* **To be done**
Will you write out all the entries below exactly?

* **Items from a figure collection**
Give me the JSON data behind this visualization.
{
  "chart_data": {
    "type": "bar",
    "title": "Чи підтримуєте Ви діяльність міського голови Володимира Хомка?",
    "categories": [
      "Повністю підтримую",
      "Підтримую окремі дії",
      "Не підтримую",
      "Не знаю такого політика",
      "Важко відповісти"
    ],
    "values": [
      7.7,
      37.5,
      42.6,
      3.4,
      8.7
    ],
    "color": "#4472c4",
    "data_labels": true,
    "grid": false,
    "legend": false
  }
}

* **Written response**
Give me the JSON data behind this visualization.
{
  "chart_data": {
    "type": "bar",
    "title": "Чи підтримуєте Ви діяльність міського голови Володимира Хомка?",
    "categories": [
      "Повністю підтримую",
      "Підтримую окремі дії",
      "Не підтримую",
      "Не знаю такого політика",
      "Важко відповісти"
    ],
    "values": [
      7.7,
      37.5,
      42.6,
      3.4,
      8.7
    ],
    "color": "#4472c4",
    "data_labels": true,
    "grid": false,
    "legend": false
  }
}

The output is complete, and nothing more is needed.